-- BEGIN Records supplied --

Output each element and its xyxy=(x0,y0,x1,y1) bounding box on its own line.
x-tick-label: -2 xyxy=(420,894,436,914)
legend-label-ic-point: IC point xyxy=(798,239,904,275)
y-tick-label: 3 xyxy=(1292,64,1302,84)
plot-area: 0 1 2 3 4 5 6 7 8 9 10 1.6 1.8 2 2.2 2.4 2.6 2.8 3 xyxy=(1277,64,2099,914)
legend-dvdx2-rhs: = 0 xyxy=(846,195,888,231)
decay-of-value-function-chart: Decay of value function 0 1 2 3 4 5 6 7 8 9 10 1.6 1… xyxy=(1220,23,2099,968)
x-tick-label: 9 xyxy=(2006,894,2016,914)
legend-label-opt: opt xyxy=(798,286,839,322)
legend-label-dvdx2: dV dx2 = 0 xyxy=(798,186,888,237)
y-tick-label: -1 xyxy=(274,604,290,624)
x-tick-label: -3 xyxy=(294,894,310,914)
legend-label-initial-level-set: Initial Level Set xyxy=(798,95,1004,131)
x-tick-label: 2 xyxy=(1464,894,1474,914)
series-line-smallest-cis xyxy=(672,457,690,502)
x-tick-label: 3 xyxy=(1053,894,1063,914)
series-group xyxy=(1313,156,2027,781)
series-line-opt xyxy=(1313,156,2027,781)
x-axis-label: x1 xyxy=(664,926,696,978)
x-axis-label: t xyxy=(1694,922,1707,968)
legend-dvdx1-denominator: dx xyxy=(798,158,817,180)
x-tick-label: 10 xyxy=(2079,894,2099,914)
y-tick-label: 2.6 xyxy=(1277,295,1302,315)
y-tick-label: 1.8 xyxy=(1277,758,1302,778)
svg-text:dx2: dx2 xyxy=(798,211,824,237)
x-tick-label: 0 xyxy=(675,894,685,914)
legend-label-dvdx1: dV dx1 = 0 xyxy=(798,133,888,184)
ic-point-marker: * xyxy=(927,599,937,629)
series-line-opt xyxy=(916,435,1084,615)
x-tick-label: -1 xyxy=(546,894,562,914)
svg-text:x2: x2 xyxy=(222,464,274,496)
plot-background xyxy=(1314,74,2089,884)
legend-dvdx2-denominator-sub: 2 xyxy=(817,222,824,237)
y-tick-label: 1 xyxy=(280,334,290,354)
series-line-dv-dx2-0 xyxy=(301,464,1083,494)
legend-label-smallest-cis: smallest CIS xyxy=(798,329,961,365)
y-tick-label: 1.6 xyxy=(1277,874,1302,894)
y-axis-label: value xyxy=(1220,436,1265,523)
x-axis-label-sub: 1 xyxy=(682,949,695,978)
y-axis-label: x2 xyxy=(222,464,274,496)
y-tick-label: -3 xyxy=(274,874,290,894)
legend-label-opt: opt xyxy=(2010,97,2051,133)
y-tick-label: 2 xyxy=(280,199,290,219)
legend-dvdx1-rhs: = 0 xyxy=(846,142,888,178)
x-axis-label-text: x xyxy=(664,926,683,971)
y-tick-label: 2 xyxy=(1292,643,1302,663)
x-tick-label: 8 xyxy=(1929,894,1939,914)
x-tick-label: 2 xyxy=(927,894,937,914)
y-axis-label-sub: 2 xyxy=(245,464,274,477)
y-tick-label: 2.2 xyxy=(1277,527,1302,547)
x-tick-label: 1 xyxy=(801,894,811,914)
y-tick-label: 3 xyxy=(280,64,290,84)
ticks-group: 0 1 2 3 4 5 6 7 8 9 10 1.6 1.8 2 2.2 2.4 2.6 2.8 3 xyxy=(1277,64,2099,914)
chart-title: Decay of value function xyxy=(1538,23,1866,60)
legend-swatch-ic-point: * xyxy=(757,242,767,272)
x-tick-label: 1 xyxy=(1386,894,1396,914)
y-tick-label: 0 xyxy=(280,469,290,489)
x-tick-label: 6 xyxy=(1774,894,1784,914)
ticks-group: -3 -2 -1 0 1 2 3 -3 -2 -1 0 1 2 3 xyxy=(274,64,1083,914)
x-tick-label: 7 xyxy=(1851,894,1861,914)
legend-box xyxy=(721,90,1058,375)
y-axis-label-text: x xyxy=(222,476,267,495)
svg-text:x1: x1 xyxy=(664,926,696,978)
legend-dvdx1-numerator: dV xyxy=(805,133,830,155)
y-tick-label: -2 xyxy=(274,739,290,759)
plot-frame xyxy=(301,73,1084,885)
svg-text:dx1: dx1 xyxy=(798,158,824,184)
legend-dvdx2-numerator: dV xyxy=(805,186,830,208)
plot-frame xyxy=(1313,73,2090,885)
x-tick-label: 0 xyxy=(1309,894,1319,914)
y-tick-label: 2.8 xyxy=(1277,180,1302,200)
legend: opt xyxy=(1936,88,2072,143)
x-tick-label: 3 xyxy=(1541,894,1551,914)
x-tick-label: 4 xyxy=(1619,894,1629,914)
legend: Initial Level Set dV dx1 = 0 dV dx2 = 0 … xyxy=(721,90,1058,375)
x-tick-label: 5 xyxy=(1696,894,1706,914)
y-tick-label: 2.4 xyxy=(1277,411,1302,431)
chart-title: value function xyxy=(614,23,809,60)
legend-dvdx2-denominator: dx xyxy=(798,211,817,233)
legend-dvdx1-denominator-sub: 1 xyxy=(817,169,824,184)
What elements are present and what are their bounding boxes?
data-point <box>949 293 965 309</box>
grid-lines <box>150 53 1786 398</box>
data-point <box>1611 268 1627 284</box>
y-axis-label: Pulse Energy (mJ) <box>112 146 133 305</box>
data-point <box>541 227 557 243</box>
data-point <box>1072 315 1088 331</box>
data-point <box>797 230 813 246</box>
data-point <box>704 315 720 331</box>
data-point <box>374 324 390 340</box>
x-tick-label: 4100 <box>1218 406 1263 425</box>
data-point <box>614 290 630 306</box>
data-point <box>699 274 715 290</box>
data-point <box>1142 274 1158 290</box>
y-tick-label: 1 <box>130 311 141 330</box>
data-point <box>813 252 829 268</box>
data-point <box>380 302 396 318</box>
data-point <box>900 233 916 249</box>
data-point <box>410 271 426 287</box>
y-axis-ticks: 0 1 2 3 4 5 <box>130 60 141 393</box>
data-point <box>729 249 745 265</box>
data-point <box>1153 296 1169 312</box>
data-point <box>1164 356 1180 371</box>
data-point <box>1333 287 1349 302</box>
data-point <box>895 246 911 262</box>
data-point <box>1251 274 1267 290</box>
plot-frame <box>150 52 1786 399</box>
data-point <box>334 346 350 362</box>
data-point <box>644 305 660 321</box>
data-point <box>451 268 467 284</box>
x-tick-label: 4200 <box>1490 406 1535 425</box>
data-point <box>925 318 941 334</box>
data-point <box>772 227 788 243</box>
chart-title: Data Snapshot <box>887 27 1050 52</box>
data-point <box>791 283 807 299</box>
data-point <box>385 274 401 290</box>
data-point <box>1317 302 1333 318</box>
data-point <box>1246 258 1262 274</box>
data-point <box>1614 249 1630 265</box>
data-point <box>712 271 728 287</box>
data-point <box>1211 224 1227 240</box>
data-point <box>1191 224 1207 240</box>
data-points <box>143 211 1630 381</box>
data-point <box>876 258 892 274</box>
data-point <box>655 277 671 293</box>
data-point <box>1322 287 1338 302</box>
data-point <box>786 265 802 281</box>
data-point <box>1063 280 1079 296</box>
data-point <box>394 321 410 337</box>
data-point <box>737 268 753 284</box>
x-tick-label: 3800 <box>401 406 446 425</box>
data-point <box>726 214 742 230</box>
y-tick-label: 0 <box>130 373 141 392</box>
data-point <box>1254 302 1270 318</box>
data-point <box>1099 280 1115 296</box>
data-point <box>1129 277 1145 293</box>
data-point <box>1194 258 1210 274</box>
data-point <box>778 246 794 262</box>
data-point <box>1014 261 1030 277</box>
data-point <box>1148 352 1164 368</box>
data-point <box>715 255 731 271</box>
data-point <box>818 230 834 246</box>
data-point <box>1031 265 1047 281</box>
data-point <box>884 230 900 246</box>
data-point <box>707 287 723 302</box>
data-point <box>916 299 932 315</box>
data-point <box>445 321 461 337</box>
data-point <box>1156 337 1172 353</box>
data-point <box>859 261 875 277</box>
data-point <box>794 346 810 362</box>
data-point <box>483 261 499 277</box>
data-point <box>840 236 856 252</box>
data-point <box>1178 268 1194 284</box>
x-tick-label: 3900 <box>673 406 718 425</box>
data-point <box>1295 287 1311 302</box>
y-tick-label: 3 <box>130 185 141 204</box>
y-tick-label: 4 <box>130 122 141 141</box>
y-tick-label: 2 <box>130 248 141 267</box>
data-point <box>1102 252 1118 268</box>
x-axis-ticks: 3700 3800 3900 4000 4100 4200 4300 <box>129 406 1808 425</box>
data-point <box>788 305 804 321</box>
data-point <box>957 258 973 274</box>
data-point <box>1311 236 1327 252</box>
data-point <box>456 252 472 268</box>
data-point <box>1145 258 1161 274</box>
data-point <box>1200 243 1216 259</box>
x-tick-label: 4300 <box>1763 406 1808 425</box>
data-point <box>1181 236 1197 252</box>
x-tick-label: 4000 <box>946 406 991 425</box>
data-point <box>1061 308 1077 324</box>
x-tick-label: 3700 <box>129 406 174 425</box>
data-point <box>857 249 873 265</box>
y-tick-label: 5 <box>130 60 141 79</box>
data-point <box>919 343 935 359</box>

-- END Records supplied --

Render the data from its first line through the line containing "y-tick-label: 1.8 xyxy=(1277,758,1302,778)", both included, as a numbered list, leaving out any blank lines.

Exercise output.
1. Output each element and its xyxy=(x0,y0,x1,y1) bounding box on its own line.
2. x-tick-label: -2 xyxy=(420,894,436,914)
3. legend-label-ic-point: IC point xyxy=(798,239,904,275)
4. y-tick-label: 3 xyxy=(1292,64,1302,84)
5. plot-area: 0 1 2 3 4 5 6 7 8 9 10 1.6 1.8 2 2.2 2.4 2.6 2.8 3 xyxy=(1277,64,2099,914)
6. legend-dvdx2-rhs: = 0 xyxy=(846,195,888,231)
7. decay-of-value-function-chart: Decay of value function 0 1 2 3 4 5 6 7 8 9 10 1.6 1… xyxy=(1220,23,2099,968)
8. x-tick-label: 9 xyxy=(2006,894,2016,914)
9. legend-label-opt: opt xyxy=(798,286,839,322)
10. legend-label-dvdx2: dV dx2 = 0 xyxy=(798,186,888,237)
11. y-tick-label: -1 xyxy=(274,604,290,624)
12. x-tick-label: -3 xyxy=(294,894,310,914)
13. legend-label-initial-level-set: Initial Level Set xyxy=(798,95,1004,131)
14. x-tick-label: 2 xyxy=(1464,894,1474,914)
15. series-line-smallest-cis xyxy=(672,457,690,502)
16. x-tick-label: 3 xyxy=(1053,894,1063,914)
17. series-group xyxy=(1313,156,2027,781)
18. series-line-opt xyxy=(1313,156,2027,781)
19. x-axis-label: x1 xyxy=(664,926,696,978)
20. x-axis-label: t xyxy=(1694,922,1707,968)
21. legend-dvdx1-denominator: dx xyxy=(798,158,817,180)
22. x-tick-label: 10 xyxy=(2079,894,2099,914)
23. y-tick-label: 2.6 xyxy=(1277,295,1302,315)
24. y-tick-label: 1.8 xyxy=(1277,758,1302,778)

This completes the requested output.